**STORED DATA**
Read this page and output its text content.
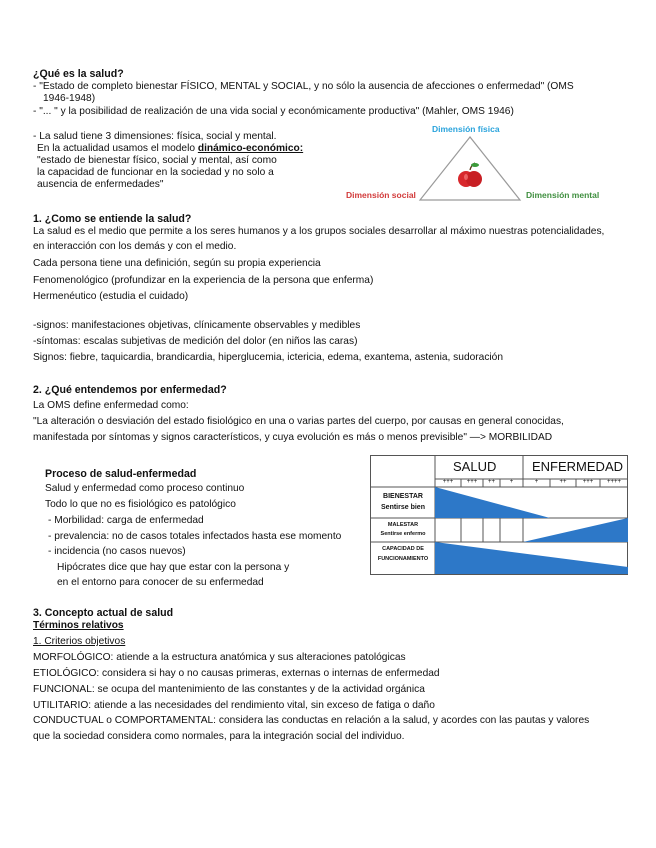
¿Qué es la salud?
- "Estado de completo bienestar FÍSICO, MENTAL y SOCIAL, y no sólo la ausencia de afecciones o enfermedad" (OMS
1946-1948)
- "... " y la posibilidad de realización de una vida social y económicamente productiva" (Mahler, OMS 1946)
- La salud tiene 3 dimensiones: física, social y mental.
En la actualidad usamos el modelo dinámico-económico:
"estado de bienestar físico, social y mental, así como
la capacidad de funcionar en la sociedad y no solo a
ausencia de enfermedades"
Dimensión física
Dimensión social	Dimensión mental
1. ¿Como se entiende la salud?
La salud es el medio que permite a los seres humanos y a los grupos sociales desarrollar al máximo nuestras potencialidades,
en interacción con los demás y con el medio.
Cada persona tiene una definición, según su propia experiencia
Fenomenológico (profundizar en la experiencia de la persona que enferma)
Hermenéutico (estudia el cuidado)
-signos: manifestaciones objetivas, clínicamente observables y medibles
-síntomas: escalas subjetivas de medición del dolor (en niños las caras)
Signos: fiebre, taquicardia, brandicardia, hiperglucemia, ictericia, edema, exantema, astenia, sudoración
2. ¿Qué entendemos por enfermedad?
La OMS define enfermedad como:
"La alteración o desviación del estado fisiológico en una o varias partes del cuerpo, por causas en general conocidas,
manifestada por síntomas y signos característicos, y cuya evolución es más o menos previsible" —> MORBILIDAD
Proceso de salud-enfermedad
Salud y enfermedad como proceso continuo
Todo lo que no es fisiológico es patológico
- Morbilidad: carga de enfermedad
- prevalencia: no de casos totales infectados hasta ese momento
- incidencia (no casos nuevos)
Hipócrates dice que hay que estar con la persona y
en el entorno para conocer de su enfermedad
SALUD	ENFERMEDAD
+++	+++	++	+	+	++	+++	++++
BIENESTAR
Sentirse bien
MALESTAR
Sentirse enfermo
CAPACIDAD DE
FUNCIONAMIENTO
3. Concepto actual de salud
Términos relativos
1. Criterios objetivos
MORFOLÓGICO: atiende a la estructura anatómica y sus alteraciones patológicas
ETIOLÓGICO: considera si hay o no causas primeras, externas o internas de enfermedad
FUNCIONAL: se ocupa del mantenimiento de las constantes y de la actividad orgánica
UTILITARIO: atiende a las necesidades del rendimiento vital, sin exceso de fatiga o daño
CONDUCTUAL o COMPORTAMENTAL: considera las conductas en relación a la salud, y acordes con las pautas y valores
que la sociedad considera como normales, para la integración social del individuo.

**TASK DESCRIPTION**
Leave every image out, and retype the material exactly.

**TASK RESPONSE**
Read this page and output its text content.
¿Qué es la salud?
- "Estado de completo bienestar FÍSICO, MENTAL y SOCIAL, y no sólo la ausencia de afecciones o enfermedad" (OMS
1946-1948)
- "... " y la posibilidad de realización de una vida social y económicamente productiva" (Mahler, OMS 1946)
- La salud tiene 3 dimensiones: física, social y mental.
En la actualidad usamos el modelo dinámico-económico:
"estado de bienestar físico, social y mental, así como
la capacidad de funcionar en la sociedad y no solo a
ausencia de enfermedades"
Dimensión física
Dimensión social	Dimensión mental
1. ¿Como se entiende la salud?
La salud es el medio que permite a los seres humanos y a los grupos sociales desarrollar al máximo nuestras potencialidades,
en interacción con los demás y con el medio.
Cada persona tiene una definición, según su propia experiencia
Fenomenológico (profundizar en la experiencia de la persona que enferma)
Hermenéutico (estudia el cuidado)
-signos: manifestaciones objetivas, clínicamente observables y medibles
-síntomas: escalas subjetivas de medición del dolor (en niños las caras)
Signos: fiebre, taquicardia, brandicardia, hiperglucemia, ictericia, edema, exantema, astenia, sudoración
2. ¿Qué entendemos por enfermedad?
La OMS define enfermedad como:
"La alteración o desviación del estado fisiológico en una o varias partes del cuerpo, por causas en general conocidas,
manifestada por síntomas y signos característicos, y cuya evolución es más o menos previsible" —> MORBILIDAD
Proceso de salud-enfermedad
Salud y enfermedad como proceso continuo
Todo lo que no es fisiológico es patológico
- Morbilidad: carga de enfermedad
- prevalencia: no de casos totales infectados hasta ese momento
- incidencia (no casos nuevos)
Hipócrates dice que hay que estar con la persona y
en el entorno para conocer de su enfermedad
SALUD	ENFERMEDAD
+++	+++	++	+	+	++	+++	++++
BIENESTAR
Sentirse bien
MALESTAR
Sentirse enfermo
CAPACIDAD DE
FUNCIONAMIENTO
3. Concepto actual de salud
Términos relativos
1. Criterios objetivos
MORFOLÓGICO: atiende a la estructura anatómica y sus alteraciones patológicas
ETIOLÓGICO: considera si hay o no causas primeras, externas o internas de enfermedad
FUNCIONAL: se ocupa del mantenimiento de las constantes y de la actividad orgánica
UTILITARIO: atiende a las necesidades del rendimiento vital, sin exceso de fatiga o daño
CONDUCTUAL o COMPORTAMENTAL: considera las conductas en relación a la salud, y acordes con las pautas y valores
que la sociedad considera como normales, para la integración social del individuo.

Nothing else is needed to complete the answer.